(Items from a dataset)
--- BEGIN ---

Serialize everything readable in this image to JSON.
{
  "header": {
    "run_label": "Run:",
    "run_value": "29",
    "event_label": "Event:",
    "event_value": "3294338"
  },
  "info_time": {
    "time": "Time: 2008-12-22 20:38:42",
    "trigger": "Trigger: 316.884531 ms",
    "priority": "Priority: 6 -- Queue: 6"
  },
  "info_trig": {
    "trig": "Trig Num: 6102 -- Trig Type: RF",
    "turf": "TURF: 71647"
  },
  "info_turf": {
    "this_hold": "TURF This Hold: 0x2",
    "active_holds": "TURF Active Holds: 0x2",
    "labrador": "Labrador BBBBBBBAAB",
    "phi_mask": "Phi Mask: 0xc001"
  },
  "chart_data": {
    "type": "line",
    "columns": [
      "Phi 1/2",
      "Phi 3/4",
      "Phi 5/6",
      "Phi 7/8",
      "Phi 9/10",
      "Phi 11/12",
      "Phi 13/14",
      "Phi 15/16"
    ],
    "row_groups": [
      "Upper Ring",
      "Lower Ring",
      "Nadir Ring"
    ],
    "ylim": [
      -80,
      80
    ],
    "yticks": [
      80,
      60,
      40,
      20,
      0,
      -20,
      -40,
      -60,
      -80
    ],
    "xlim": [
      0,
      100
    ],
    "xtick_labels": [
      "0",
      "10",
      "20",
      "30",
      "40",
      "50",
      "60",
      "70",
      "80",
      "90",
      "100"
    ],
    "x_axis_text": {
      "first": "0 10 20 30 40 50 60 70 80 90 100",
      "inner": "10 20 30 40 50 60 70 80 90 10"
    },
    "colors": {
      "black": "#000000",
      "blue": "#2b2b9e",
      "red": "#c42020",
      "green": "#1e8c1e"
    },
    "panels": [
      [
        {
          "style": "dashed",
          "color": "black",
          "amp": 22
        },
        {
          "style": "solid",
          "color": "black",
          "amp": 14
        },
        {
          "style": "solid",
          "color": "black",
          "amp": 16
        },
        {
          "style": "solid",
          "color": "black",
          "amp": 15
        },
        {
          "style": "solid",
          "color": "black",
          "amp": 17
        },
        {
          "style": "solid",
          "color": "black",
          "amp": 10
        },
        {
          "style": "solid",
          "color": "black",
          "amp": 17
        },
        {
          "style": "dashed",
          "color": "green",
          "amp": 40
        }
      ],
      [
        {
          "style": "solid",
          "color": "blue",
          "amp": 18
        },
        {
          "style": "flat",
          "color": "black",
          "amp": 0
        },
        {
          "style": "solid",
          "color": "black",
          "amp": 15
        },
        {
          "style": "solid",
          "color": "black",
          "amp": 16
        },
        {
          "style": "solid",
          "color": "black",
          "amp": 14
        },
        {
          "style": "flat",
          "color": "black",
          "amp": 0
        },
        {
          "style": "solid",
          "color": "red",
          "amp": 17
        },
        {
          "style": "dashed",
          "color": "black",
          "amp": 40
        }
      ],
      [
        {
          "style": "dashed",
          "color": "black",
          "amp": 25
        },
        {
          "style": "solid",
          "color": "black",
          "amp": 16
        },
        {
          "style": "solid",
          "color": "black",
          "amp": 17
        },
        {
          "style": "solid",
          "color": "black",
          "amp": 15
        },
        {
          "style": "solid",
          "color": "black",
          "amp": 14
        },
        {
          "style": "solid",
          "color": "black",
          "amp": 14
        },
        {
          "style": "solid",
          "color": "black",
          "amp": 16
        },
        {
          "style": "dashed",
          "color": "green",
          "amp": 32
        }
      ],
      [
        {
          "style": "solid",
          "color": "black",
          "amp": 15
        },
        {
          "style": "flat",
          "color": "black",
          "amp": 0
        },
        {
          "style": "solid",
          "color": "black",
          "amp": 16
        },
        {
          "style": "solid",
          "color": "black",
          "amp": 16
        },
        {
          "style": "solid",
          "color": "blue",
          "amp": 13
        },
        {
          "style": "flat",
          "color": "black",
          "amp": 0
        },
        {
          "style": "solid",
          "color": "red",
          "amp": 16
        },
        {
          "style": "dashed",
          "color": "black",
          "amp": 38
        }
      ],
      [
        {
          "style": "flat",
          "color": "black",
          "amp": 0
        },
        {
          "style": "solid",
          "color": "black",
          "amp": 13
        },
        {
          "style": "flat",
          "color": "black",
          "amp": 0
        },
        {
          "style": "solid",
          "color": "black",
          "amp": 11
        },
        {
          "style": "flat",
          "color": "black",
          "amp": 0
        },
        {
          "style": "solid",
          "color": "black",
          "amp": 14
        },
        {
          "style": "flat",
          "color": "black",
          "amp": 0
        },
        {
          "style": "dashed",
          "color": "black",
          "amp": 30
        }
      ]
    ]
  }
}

--- END ---

**What is needed**
Reproduce the entire listing word for word.

**Response**
Serialize everything readable in this image to JSON.
{
  "header": {
    "run_label": "Run:",
    "run_value": "29",
    "event_label": "Event:",
    "event_value": "3294338"
  },
  "info_time": {
    "time": "Time: 2008-12-22 20:38:42",
    "trigger": "Trigger: 316.884531 ms",
    "priority": "Priority: 6 -- Queue: 6"
  },
  "info_trig": {
    "trig": "Trig Num: 6102 -- Trig Type: RF",
    "turf": "TURF: 71647"
  },
  "info_turf": {
    "this_hold": "TURF This Hold: 0x2",
    "active_holds": "TURF Active Holds: 0x2",
    "labrador": "Labrador BBBBBBBAAB",
    "phi_mask": "Phi Mask: 0xc001"
  },
  "chart_data": {
    "type": "line",
    "columns": [
      "Phi 1/2",
      "Phi 3/4",
      "Phi 5/6",
      "Phi 7/8",
      "Phi 9/10",
      "Phi 11/12",
      "Phi 13/14",
      "Phi 15/16"
    ],
    "row_groups": [
      "Upper Ring",
      "Lower Ring",
      "Nadir Ring"
    ],
    "ylim": [
      -80,
      80
    ],
    "yticks": [
      80,
      60,
      40,
      20,
      0,
      -20,
      -40,
      -60,
      -80
    ],
    "xlim": [
      0,
      100
    ],
    "xtick_labels": [
      "0",
      "10",
      "20",
      "30",
      "40",
      "50",
      "60",
      "70",
      "80",
      "90",
      "100"
    ],
    "x_axis_text": {
      "first": "0 10 20 30 40 50 60 70 80 90 100",
      "inner": "10 20 30 40 50 60 70 80 90 10"
    },
    "colors": {
      "black": "#000000",
      "blue": "#2b2b9e",
      "red": "#c42020",
      "green": "#1e8c1e"
    },
    "panels": [
      [
        {
          "style": "dashed",
          "color": "black",
          "amp": 22
        },
        {
          "style": "solid",
          "color": "black",
          "amp": 14
        },
        {
          "style": "solid",
          "color": "black",
          "amp": 16
        },
        {
          "style": "solid",
          "color": "black",
          "amp": 15
        },
        {
          "style": "solid",
          "color": "black",
          "amp": 17
        },
        {
          "style": "solid",
          "color": "black",
          "amp": 10
        },
        {
          "style": "solid",
          "color": "black",
          "amp": 17
        },
        {
          "style": "dashed",
          "color": "green",
          "amp": 40
        }
      ],
      [
        {
          "style": "solid",
          "color": "blue",
          "amp": 18
        },
        {
          "style": "flat",
          "color": "black",
          "amp": 0
        },
        {
          "style": "solid",
          "color": "black",
          "amp": 15
        },
        {
          "style": "solid",
          "color": "black",
          "amp": 16
        },
        {
          "style": "solid",
          "color": "black",
          "amp": 14
        },
        {
          "style": "flat",
          "color": "black",
          "amp": 0
        },
        {
          "style": "solid",
          "color": "red",
          "amp": 17
        },
        {
          "style": "dashed",
          "color": "black",
          "amp": 40
        }
      ],
      [
        {
          "style": "dashed",
          "color": "black",
          "amp": 25
        },
        {
          "style": "solid",
          "color": "black",
          "amp": 16
        },
        {
          "style": "solid",
          "color": "black",
          "amp": 17
        },
        {
          "style": "solid",
          "color": "black",
          "amp": 15
        },
        {
          "style": "solid",
          "color": "black",
          "amp": 14
        },
        {
          "style": "solid",
          "color": "black",
          "amp": 14
        },
        {
          "style": "solid",
          "color": "black",
          "amp": 16
        },
        {
          "style": "dashed",
          "color": "green",
          "amp": 32
        }
      ],
      [
        {
          "style": "solid",
          "color": "black",
          "amp": 15
        },
        {
          "style": "flat",
          "color": "black",
          "amp": 0
        },
        {
          "style": "solid",
          "color": "black",
          "amp": 16
        },
        {
          "style": "solid",
          "color": "black",
          "amp": 16
        },
        {
          "style": "solid",
          "color": "blue",
          "amp": 13
        },
        {
          "style": "flat",
          "color": "black",
          "amp": 0
        },
        {
          "style": "solid",
          "color": "red",
          "amp": 16
        },
        {
          "style": "dashed",
          "color": "black",
          "amp": 38
        }
      ],
      [
        {
          "style": "flat",
          "color": "black",
          "amp": 0
        },
        {
          "style": "solid",
          "color": "black",
          "amp": 13
        },
        {
          "style": "flat",
          "color": "black",
          "amp": 0
        },
        {
          "style": "solid",
          "color": "black",
          "amp": 11
        },
        {
          "style": "flat",
          "color": "black",
          "amp": 0
        },
        {
          "style": "solid",
          "color": "black",
          "amp": 14
        },
        {
          "style": "flat",
          "color": "black",
          "amp": 0
        },
        {
          "style": "dashed",
          "color": "black",
          "amp": 30
        }
      ]
    ]
  }
}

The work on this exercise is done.